#### EXERCISE REQUIREMENTS
Count the lines in the entries below that include the word "cerimonie". Give nothing but the number.

#### DATA FOR THIS EXERCISE
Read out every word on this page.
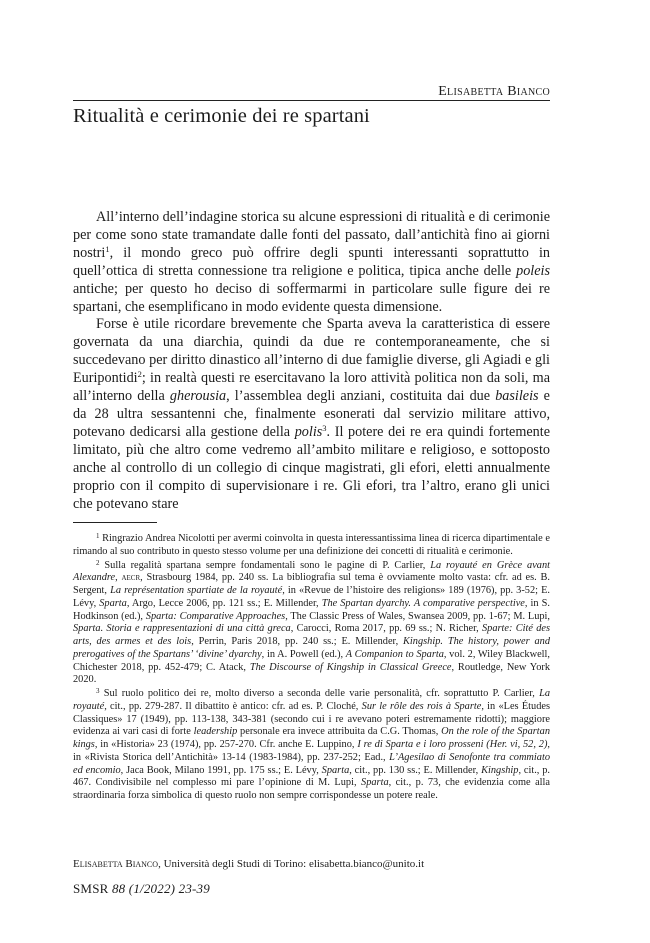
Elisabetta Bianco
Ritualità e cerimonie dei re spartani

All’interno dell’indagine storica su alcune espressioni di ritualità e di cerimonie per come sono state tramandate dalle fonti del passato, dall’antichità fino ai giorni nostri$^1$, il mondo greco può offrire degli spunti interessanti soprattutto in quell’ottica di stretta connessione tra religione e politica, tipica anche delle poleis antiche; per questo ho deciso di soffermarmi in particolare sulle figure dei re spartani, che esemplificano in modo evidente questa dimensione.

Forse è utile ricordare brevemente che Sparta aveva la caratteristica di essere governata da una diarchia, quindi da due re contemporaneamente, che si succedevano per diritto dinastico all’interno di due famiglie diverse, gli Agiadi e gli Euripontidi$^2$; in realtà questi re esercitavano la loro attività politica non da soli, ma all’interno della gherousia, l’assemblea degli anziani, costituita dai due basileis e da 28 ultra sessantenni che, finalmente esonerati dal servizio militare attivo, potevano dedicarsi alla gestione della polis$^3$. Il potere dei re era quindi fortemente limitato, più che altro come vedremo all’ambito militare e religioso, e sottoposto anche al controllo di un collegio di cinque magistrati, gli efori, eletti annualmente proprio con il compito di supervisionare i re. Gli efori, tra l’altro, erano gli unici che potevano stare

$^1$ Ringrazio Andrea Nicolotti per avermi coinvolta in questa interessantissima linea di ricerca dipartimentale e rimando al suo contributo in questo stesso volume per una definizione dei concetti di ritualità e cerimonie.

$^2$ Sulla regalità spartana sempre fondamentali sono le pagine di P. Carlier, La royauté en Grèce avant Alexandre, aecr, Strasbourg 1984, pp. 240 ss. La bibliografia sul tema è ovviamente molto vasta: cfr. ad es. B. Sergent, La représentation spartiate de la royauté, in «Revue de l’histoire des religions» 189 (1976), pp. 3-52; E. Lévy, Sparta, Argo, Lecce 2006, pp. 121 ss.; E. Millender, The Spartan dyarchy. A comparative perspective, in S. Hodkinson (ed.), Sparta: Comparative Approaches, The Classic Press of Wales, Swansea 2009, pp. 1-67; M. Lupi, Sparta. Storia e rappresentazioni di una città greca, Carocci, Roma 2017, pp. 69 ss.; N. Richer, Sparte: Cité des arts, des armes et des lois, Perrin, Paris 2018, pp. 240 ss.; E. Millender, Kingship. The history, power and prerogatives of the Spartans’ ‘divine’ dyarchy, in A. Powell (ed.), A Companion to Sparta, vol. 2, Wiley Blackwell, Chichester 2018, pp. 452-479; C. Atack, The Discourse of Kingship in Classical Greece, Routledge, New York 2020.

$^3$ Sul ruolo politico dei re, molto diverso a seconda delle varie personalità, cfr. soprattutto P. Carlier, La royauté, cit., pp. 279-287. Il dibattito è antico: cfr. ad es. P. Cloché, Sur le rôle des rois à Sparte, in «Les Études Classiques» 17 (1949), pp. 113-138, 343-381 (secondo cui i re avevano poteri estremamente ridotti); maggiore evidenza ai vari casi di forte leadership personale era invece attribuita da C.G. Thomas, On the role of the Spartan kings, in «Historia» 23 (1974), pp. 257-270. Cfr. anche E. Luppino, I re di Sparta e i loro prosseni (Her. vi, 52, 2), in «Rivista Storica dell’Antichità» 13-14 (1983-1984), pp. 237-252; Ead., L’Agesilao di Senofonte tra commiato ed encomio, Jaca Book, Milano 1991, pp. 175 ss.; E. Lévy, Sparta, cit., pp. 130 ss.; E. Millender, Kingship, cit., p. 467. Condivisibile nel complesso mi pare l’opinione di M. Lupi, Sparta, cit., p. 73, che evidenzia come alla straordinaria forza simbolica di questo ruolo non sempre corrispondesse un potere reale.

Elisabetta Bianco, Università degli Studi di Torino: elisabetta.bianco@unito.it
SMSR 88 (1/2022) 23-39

==

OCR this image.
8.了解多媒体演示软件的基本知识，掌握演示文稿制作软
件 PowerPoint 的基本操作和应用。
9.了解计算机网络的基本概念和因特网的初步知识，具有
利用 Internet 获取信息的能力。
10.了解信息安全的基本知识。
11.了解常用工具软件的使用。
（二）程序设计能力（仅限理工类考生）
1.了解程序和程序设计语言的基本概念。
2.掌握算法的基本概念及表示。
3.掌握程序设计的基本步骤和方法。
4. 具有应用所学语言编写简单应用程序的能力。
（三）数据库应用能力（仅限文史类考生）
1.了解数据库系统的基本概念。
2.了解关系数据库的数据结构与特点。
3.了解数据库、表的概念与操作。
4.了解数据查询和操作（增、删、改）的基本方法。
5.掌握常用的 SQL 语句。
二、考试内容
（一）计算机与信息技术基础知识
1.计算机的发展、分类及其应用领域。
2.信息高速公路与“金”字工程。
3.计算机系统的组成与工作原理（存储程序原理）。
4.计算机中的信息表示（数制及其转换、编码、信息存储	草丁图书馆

#### RESULT FOR THIS TASK
3